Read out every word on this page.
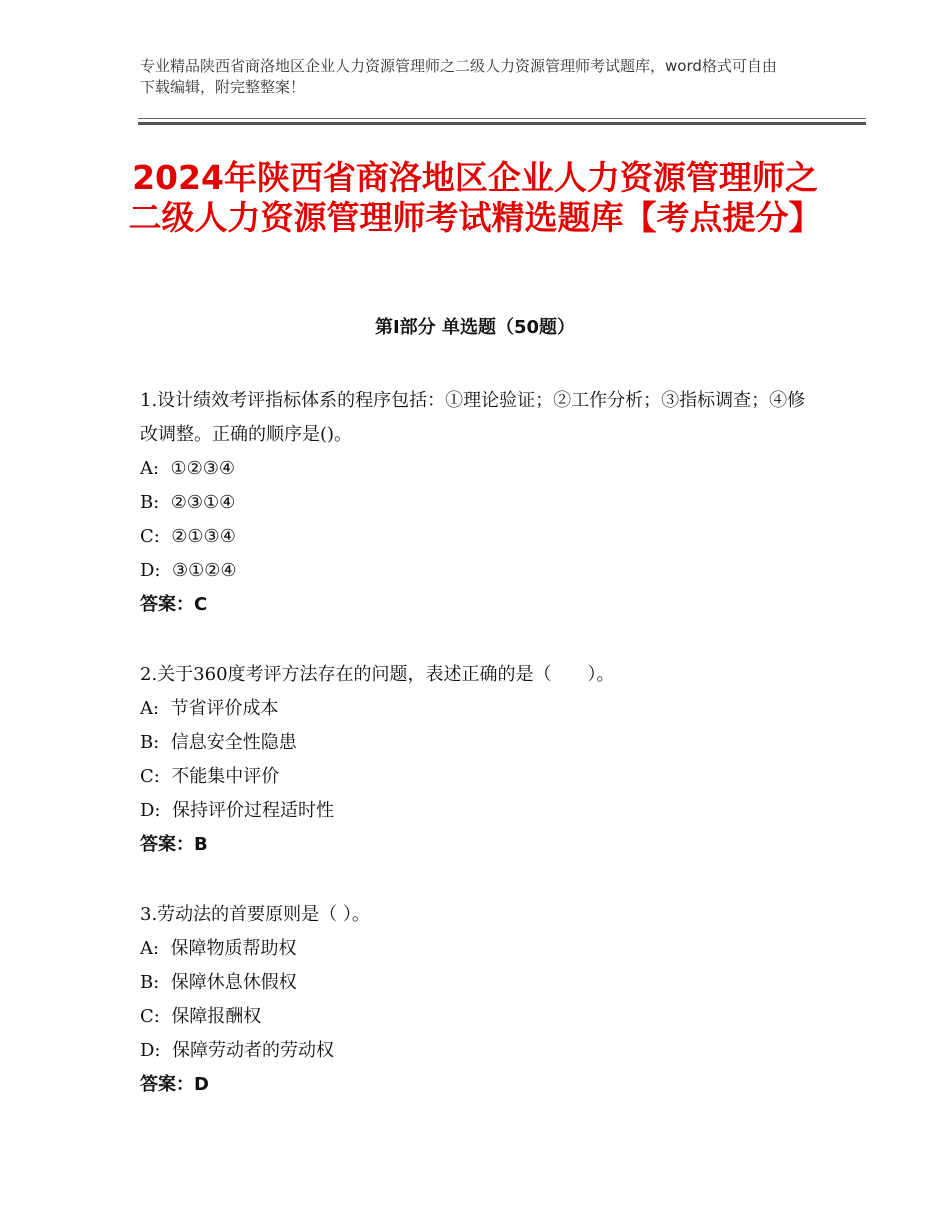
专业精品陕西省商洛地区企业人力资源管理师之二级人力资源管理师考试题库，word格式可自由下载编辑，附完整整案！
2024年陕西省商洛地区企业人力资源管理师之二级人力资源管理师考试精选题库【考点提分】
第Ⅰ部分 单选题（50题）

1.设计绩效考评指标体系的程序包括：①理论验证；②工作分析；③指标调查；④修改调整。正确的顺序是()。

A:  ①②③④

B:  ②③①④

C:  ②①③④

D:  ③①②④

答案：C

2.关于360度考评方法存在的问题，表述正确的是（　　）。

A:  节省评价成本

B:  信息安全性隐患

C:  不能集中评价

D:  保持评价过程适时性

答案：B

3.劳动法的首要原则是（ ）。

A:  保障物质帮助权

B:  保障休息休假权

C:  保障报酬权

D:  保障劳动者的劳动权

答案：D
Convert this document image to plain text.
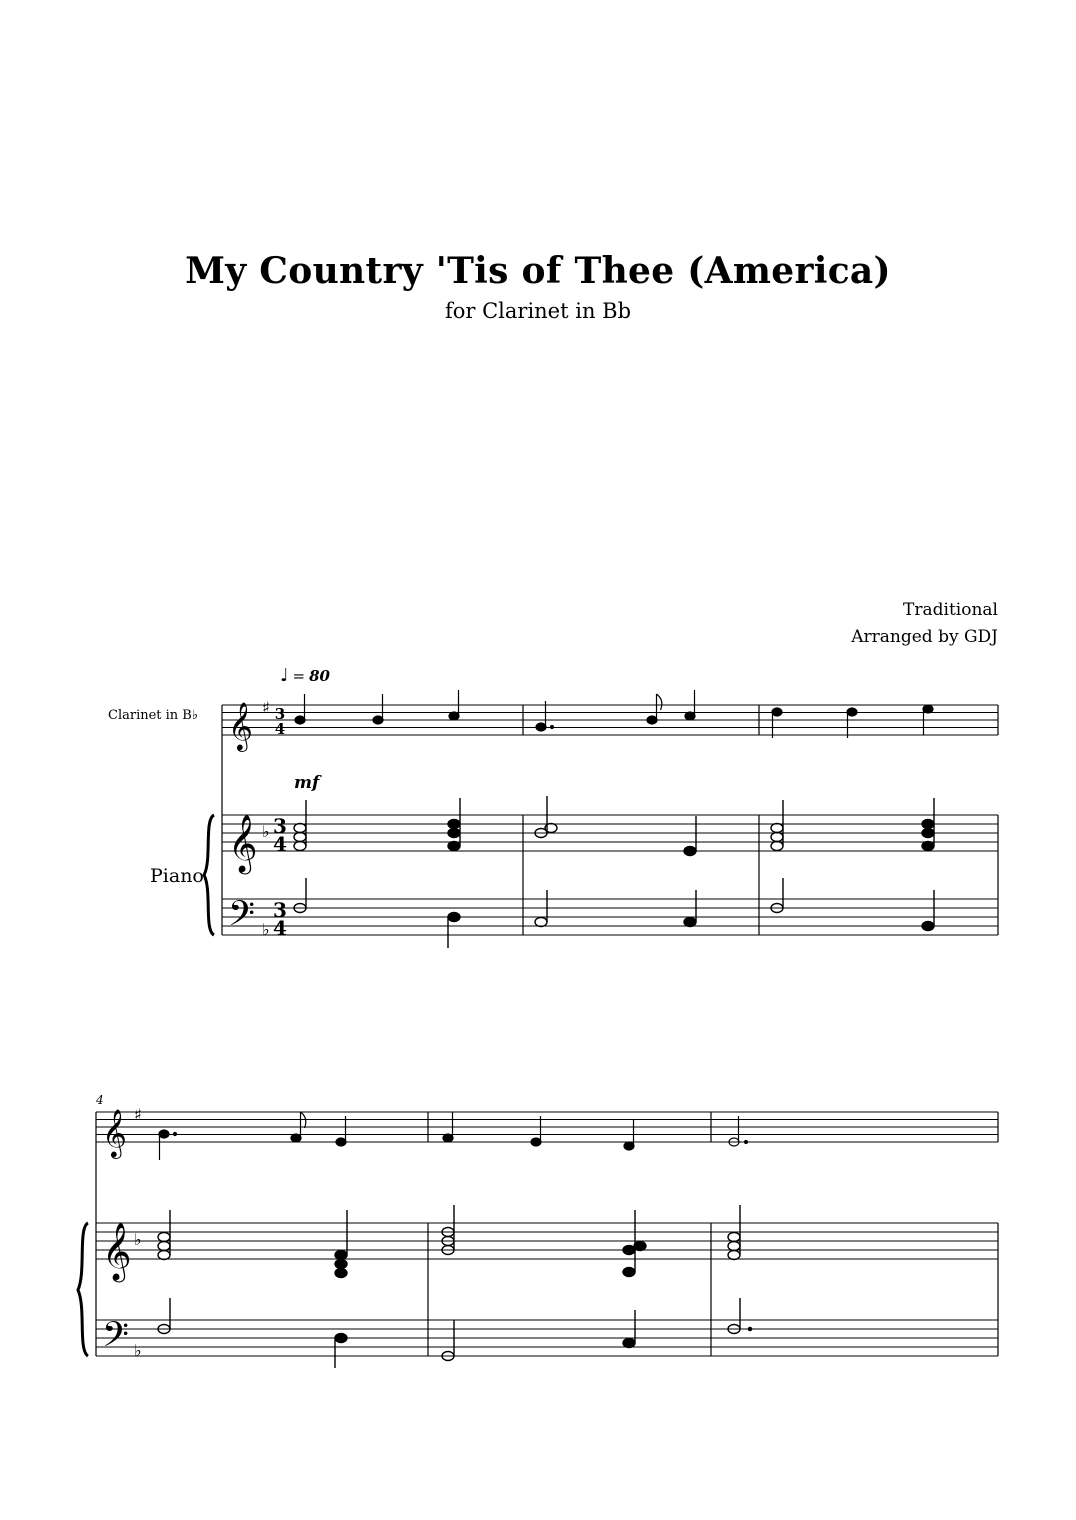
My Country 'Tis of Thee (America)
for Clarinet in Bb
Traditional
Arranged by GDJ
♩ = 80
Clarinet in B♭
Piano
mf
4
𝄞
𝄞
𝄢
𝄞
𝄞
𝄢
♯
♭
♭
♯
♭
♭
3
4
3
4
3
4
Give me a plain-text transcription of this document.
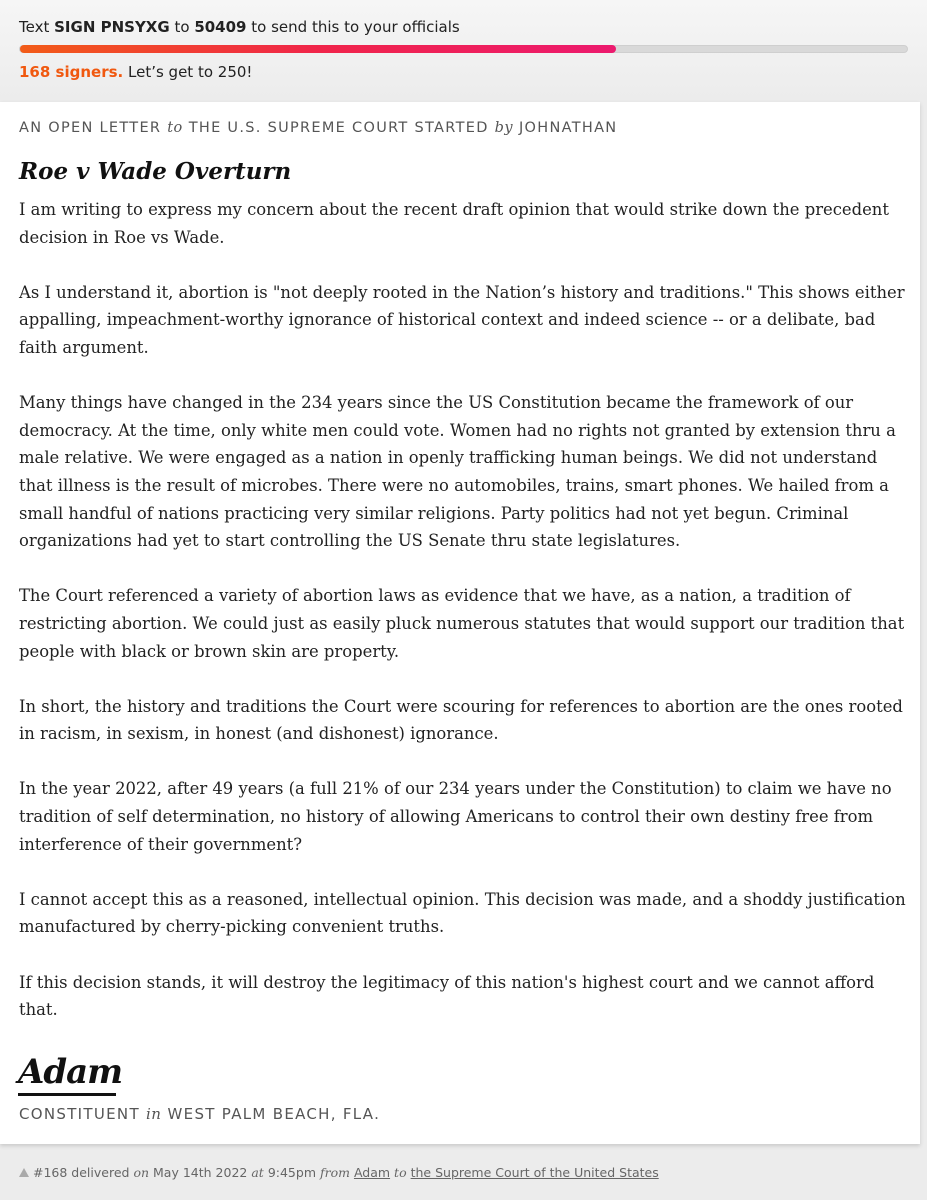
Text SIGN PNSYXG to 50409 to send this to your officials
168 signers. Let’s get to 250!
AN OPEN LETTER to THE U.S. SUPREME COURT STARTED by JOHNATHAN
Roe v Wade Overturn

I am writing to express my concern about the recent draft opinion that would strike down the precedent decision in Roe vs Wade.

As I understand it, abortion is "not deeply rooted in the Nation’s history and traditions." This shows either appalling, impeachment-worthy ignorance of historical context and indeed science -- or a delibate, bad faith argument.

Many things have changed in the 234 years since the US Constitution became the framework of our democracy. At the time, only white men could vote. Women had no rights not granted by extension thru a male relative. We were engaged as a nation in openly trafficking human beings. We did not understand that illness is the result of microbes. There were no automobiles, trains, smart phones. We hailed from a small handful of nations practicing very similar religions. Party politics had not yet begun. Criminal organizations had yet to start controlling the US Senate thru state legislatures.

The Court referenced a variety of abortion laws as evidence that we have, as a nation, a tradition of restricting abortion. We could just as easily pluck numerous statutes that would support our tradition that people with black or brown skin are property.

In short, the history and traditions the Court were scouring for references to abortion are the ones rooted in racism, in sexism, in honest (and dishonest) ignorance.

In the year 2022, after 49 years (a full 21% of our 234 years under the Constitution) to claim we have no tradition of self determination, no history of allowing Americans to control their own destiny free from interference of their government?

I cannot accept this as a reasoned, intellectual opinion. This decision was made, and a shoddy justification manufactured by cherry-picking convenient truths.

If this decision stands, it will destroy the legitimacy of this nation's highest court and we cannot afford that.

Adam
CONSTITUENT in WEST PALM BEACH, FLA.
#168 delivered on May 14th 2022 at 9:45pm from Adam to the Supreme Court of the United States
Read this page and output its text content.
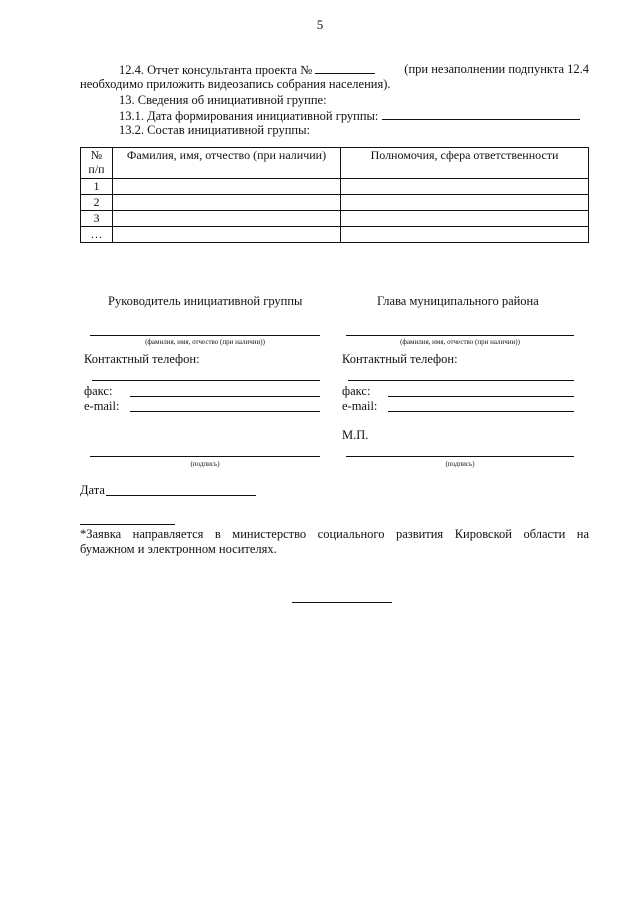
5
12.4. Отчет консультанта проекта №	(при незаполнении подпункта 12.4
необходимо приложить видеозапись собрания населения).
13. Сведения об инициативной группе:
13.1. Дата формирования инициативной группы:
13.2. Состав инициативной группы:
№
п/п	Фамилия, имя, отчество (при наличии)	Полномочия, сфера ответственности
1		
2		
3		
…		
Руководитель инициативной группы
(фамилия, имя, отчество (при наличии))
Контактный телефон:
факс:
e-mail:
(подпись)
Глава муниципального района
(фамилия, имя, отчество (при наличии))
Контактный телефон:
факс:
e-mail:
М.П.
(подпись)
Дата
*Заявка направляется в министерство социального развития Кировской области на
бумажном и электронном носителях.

*PROBLEM TO SOLVE*
Your output should consist solely of the lines from the line containing "Read this page and output its text content." through the last line of the entries, verbatim, minus any pictures.

*THE OUTPUT*
Read this page and output its text content.
5
12.4. Отчет консультанта проекта №	(при незаполнении подпункта 12.4
необходимо приложить видеозапись собрания населения).
13. Сведения об инициативной группе:
13.1. Дата формирования инициативной группы:
13.2. Состав инициативной группы:
№
п/п	Фамилия, имя, отчество (при наличии)	Полномочия, сфера ответственности
1		
2		
3		
…		
Руководитель инициативной группы
(фамилия, имя, отчество (при наличии))
Контактный телефон:
факс:
e-mail:
(подпись)
Глава муниципального района
(фамилия, имя, отчество (при наличии))
Контактный телефон:
факс:
e-mail:
М.П.
(подпись)
Дата
*Заявка направляется в министерство социального развития Кировской области на
бумажном и электронном носителях.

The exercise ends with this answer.